Что касается Бененсона, который уже давно проживает в Нью-Йорке, то я только что (на дворе август 2018 года) переговорил с ним по телефону и вот что он мне рассказал:
На базе а/л «Безенги» в городе Нальчик несколько парней с нашего сбора не то до его начала, не то после окончания, были замечены недостойным поведением. Начальство лагеря доложило об этом Мите как начальнику сбора. Вот всех их, в том числе и Боба, Митя включил в «чёрный список». Когда Боб попытался объяснить Мите, что в то время его там вообще не было, ответ Мити был ну очень интересным: «но, если бы ты там был, ты повёл бы себя также, как и они». Неправда ли – очень убедительная логика, особенно для доктора физ. – мат наук и профессора?
Что же касается Игоря Виноградского, то в один из моих многочисленных приездов в Питер уже в 2000-х годах, я спросил его, что он помнит об этом эпизоде. К моему удивлению, он сказал, что тоже был в этом списке, но за что попал туда, уже не помнит. Обсудив это с Игорем, мы тогда пришли к общему выводу, что да, Митя при всех его несомненных достоинствах, иногда становился в позу «фюрера», т. е. позволял себе наказывать людей, которые ему по каким-то причинам просто были не симпатичны. Справедливости ради следует заметить, что через четыре года после этого события, в 1969 году, Митя взял меня в экспедицию на пик Энгельса (6 к. т.), а также включил меня, как впрочем и Игоря Виноградского, в состав штурмовой группы для восхождения на Хан-Тенгри с Севера (тоже 6 к. т.) в рамках чемпионата СССР 1970 года. Об этих двух экспедициях, и особенно о второй имеется много публикаций, как печатных, так и электронных, но о них я расскажу в соответствии с хронологией чуть позже. Больше того, когда в 1987 году я первый раз вернулся из эмиграции в свой родной Ленинград, Саша Эпштейн передал мне Митину просьбу о встрече со мной «в любом удобном мне месте и в любое удобное мне время». Мы тогда действительно повидались с ним в Сашиной квартире к обоюдной радости.

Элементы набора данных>

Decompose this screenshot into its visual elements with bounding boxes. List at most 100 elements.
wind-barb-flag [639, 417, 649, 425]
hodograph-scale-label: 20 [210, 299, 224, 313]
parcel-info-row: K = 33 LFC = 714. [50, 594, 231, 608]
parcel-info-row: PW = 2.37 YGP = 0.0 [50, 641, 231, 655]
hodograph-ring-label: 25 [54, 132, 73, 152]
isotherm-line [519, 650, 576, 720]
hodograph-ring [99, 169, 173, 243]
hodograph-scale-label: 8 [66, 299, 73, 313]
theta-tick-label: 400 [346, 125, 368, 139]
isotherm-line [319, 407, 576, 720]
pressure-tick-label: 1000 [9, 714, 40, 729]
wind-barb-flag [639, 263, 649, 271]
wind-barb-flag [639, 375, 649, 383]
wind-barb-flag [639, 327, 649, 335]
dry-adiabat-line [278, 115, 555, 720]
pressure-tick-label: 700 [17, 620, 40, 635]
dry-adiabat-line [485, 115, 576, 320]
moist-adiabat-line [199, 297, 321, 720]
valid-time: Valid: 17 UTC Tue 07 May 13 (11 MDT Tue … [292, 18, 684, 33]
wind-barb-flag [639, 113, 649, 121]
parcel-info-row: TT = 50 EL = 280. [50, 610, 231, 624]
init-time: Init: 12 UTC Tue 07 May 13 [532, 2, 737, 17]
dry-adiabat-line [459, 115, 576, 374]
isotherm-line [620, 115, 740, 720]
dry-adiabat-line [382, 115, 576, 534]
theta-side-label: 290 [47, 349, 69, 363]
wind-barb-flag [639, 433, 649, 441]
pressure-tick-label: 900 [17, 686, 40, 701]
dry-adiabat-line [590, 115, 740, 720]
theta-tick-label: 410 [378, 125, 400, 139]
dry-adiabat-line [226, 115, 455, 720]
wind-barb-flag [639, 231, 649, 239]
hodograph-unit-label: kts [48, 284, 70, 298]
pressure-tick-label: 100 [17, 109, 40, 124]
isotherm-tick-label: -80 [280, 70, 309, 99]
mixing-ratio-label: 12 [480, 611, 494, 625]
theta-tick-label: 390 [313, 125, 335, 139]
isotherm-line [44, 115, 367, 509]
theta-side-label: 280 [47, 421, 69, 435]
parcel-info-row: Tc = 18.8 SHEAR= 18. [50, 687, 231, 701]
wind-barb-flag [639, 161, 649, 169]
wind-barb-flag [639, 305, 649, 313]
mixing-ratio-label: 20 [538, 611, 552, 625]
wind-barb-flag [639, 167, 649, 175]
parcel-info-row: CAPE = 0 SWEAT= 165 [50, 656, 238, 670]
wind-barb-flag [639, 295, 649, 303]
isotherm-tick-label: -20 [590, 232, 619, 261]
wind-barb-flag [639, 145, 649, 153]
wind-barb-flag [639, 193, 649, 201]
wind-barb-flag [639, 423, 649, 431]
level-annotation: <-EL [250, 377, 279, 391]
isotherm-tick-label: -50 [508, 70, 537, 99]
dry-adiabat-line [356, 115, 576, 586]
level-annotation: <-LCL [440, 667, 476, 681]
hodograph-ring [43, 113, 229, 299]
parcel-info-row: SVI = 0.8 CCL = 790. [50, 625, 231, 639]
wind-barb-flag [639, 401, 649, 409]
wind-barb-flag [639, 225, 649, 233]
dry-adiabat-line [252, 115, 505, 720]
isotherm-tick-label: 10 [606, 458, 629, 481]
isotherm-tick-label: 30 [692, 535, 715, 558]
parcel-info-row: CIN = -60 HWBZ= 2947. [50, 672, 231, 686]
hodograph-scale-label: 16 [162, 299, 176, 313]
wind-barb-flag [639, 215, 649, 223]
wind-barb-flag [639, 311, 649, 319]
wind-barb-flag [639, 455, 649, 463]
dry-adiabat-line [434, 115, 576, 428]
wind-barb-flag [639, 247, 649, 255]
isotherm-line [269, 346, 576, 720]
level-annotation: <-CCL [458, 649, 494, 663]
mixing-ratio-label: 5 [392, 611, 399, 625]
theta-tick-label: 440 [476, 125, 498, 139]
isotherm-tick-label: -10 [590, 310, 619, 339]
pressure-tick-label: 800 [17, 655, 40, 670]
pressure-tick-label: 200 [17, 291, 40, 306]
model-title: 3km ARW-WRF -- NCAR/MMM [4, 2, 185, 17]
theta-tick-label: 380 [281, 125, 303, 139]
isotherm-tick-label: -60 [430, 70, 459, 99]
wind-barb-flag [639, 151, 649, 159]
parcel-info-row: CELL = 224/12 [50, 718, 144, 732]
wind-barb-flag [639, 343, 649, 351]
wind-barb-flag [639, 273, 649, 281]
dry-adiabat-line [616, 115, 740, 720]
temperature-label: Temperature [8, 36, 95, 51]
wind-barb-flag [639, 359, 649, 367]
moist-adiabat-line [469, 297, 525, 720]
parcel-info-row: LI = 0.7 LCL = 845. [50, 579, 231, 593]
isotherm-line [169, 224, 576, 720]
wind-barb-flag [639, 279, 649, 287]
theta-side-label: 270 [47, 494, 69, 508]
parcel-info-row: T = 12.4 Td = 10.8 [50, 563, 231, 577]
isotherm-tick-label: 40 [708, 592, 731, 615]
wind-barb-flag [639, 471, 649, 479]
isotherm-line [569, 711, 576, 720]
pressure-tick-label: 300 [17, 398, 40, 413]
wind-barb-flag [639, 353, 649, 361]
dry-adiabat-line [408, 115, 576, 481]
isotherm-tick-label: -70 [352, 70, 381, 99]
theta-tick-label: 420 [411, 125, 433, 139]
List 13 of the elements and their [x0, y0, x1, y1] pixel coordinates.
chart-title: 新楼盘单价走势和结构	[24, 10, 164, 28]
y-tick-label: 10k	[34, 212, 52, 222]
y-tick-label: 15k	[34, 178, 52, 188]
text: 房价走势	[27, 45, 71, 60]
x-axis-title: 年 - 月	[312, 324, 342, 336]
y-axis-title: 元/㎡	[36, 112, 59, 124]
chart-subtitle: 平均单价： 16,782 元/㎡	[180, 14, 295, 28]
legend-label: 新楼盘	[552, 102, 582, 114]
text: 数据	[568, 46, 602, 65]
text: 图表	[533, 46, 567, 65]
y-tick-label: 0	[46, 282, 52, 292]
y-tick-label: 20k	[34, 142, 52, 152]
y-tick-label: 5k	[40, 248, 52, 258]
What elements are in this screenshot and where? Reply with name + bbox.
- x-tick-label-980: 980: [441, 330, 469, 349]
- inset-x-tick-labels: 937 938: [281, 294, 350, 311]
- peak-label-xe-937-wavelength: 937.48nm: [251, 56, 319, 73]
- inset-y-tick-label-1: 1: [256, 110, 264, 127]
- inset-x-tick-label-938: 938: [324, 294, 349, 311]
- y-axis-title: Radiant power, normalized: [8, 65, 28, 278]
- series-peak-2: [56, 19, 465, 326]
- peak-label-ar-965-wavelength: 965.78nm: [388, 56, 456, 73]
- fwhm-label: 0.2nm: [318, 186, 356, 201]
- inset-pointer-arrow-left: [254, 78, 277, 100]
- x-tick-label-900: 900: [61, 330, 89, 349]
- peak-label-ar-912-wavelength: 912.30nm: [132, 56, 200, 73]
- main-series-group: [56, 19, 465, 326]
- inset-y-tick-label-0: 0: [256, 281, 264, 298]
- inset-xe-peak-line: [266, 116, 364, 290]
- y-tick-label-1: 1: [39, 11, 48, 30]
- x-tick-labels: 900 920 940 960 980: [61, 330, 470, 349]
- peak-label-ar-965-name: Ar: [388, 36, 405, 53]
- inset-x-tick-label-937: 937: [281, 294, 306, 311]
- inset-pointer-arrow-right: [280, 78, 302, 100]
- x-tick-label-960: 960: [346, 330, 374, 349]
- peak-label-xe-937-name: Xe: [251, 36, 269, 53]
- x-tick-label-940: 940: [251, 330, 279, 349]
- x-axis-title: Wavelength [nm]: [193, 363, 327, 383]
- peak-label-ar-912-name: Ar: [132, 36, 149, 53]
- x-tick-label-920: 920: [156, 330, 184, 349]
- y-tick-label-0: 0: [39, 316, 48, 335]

Письменное задание> Воспроизведите без изменений часть отрывка воспоминаний об альпинистском сборе, которая открывается словами «Что касается Бененсона, который» и завершается словами «наук и профессора?».

Ожидаемый ответ>
Что касается Бененсона, который уже давно проживает в Нью-Йорке, то я только что (на дворе август 2018 года) переговорил с ним по телефону и вот что он мне рассказал:
На базе а/л «Безенги» в городе Нальчик несколько парней с нашего сбора не то до его начала, не то после окончания, были замечены недостойным поведением. Начальство лагеря доложило об этом Мите как начальнику сбора. Вот всех их, в том числе и Боба, Митя включил в «чёрный список». Когда Боб попытался объяснить Мите, что в то время его там вообще не было, ответ Мити был ну очень интересным: «но, если бы ты там был, ты повёл бы себя также, как и они». Неправда ли – очень убедительная логика, особенно для доктора физ. – мат наук и профессора?